**** Data supplied ****

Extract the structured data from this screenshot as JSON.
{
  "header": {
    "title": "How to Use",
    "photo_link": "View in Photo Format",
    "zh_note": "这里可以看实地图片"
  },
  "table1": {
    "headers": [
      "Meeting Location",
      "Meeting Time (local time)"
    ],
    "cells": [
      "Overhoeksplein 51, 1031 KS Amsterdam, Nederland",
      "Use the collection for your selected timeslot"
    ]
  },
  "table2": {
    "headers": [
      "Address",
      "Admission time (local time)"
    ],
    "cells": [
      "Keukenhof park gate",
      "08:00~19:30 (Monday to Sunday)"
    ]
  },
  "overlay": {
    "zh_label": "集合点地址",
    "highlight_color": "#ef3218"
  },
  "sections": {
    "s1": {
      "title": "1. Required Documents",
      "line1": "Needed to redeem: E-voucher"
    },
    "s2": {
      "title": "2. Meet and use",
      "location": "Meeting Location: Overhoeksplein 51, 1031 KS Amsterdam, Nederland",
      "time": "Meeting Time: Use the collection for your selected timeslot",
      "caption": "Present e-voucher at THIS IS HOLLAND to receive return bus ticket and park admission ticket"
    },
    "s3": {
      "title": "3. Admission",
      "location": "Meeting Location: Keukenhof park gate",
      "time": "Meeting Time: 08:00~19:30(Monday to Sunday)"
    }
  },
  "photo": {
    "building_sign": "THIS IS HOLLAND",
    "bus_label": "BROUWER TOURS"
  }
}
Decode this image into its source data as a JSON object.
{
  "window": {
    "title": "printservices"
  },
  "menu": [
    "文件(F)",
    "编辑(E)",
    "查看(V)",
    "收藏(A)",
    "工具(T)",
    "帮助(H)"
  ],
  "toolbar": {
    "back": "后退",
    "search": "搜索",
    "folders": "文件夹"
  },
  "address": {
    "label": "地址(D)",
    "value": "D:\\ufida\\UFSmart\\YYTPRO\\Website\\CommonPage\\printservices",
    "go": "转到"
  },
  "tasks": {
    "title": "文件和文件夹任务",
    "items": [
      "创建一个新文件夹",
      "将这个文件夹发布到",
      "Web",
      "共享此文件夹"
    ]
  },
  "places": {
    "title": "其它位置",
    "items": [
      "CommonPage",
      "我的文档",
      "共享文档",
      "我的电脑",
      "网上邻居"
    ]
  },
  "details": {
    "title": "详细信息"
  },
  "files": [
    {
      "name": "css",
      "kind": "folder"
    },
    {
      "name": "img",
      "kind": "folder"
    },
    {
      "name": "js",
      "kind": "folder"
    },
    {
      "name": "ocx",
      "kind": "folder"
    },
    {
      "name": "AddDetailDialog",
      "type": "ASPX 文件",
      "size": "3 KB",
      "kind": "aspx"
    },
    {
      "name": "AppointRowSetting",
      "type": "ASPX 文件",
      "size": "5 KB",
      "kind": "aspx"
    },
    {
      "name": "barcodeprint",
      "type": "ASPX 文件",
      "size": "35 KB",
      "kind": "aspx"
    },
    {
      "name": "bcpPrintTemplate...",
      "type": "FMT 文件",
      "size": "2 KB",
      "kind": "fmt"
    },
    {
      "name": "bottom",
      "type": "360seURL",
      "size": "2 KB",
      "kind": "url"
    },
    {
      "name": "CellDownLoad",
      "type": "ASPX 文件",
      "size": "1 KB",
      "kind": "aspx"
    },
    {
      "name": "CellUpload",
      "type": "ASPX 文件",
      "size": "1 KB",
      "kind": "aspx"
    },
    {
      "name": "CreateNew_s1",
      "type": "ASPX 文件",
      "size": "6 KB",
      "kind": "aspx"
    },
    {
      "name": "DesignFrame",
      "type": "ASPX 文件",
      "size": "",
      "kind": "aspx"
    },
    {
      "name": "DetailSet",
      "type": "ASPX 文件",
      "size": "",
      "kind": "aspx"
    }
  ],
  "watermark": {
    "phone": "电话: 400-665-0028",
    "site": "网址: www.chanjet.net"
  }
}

****

* _Your task_: Your task is to quote all of the data word for word.

* _Task response_:
Extract the structured data from this screenshot as JSON.
{
  "header": {
    "title": "How to Use",
    "photo_link": "View in Photo Format",
    "zh_note": "这里可以看实地图片"
  },
  "table1": {
    "headers": [
      "Meeting Location",
      "Meeting Time (local time)"
    ],
    "cells": [
      "Overhoeksplein 51, 1031 KS Amsterdam, Nederland",
      "Use the collection for your selected timeslot"
    ]
  },
  "table2": {
    "headers": [
      "Address",
      "Admission time (local time)"
    ],
    "cells": [
      "Keukenhof park gate",
      "08:00~19:30 (Monday to Sunday)"
    ]
  },
  "overlay": {
    "zh_label": "集合点地址",
    "highlight_color": "#ef3218"
  },
  "sections": {
    "s1": {
      "title": "1. Required Documents",
      "line1": "Needed to redeem: E-voucher"
    },
    "s2": {
      "title": "2. Meet and use",
      "location": "Meeting Location: Overhoeksplein 51, 1031 KS Amsterdam, Nederland",
      "time": "Meeting Time: Use the collection for your selected timeslot",
      "caption": "Present e-voucher at THIS IS HOLLAND to receive return bus ticket and park admission ticket"
    },
    "s3": {
      "title": "3. Admission",
      "location": "Meeting Location: Keukenhof park gate",
      "time": "Meeting Time: 08:00~19:30(Monday to Sunday)"
    }
  },
  "photo": {
    "building_sign": "THIS IS HOLLAND",
    "bus_label": "BROUWER TOURS"
  }
}
Decode this image into its source data as a JSON object.
{
  "window": {
    "title": "printservices"
  },
  "menu": [
    "文件(F)",
    "编辑(E)",
    "查看(V)",
    "收藏(A)",
    "工具(T)",
    "帮助(H)"
  ],
  "toolbar": {
    "back": "后退",
    "search": "搜索",
    "folders": "文件夹"
  },
  "address": {
    "label": "地址(D)",
    "value": "D:\\ufida\\UFSmart\\YYTPRO\\Website\\CommonPage\\printservices",
    "go": "转到"
  },
  "tasks": {
    "title": "文件和文件夹任务",
    "items": [
      "创建一个新文件夹",
      "将这个文件夹发布到",
      "Web",
      "共享此文件夹"
    ]
  },
  "places": {
    "title": "其它位置",
    "items": [
      "CommonPage",
      "我的文档",
      "共享文档",
      "我的电脑",
      "网上邻居"
    ]
  },
  "details": {
    "title": "详细信息"
  },
  "files": [
    {
      "name": "css",
      "kind": "folder"
    },
    {
      "name": "img",
      "kind": "folder"
    },
    {
      "name": "js",
      "kind": "folder"
    },
    {
      "name": "ocx",
      "kind": "folder"
    },
    {
      "name": "AddDetailDialog",
      "type": "ASPX 文件",
      "size": "3 KB",
      "kind": "aspx"
    },
    {
      "name": "AppointRowSetting",
      "type": "ASPX 文件",
      "size": "5 KB",
      "kind": "aspx"
    },
    {
      "name": "barcodeprint",
      "type": "ASPX 文件",
      "size": "35 KB",
      "kind": "aspx"
    },
    {
      "name": "bcpPrintTemplate...",
      "type": "FMT 文件",
      "size": "2 KB",
      "kind": "fmt"
    },
    {
      "name": "bottom",
      "type": "360seURL",
      "size": "2 KB",
      "kind": "url"
    },
    {
      "name": "CellDownLoad",
      "type": "ASPX 文件",
      "size": "1 KB",
      "kind": "aspx"
    },
    {
      "name": "CellUpload",
      "type": "ASPX 文件",
      "size": "1 KB",
      "kind": "aspx"
    },
    {
      "name": "CreateNew_s1",
      "type": "ASPX 文件",
      "size": "6 KB",
      "kind": "aspx"
    },
    {
      "name": "DesignFrame",
      "type": "ASPX 文件",
      "size": "",
      "kind": "aspx"
    },
    {
      "name": "DetailSet",
      "type": "ASPX 文件",
      "size": "",
      "kind": "aspx"
    }
  ],
  "watermark": {
    "phone": "电话: 400-665-0028",
    "site": "网址: www.chanjet.net"
  }
}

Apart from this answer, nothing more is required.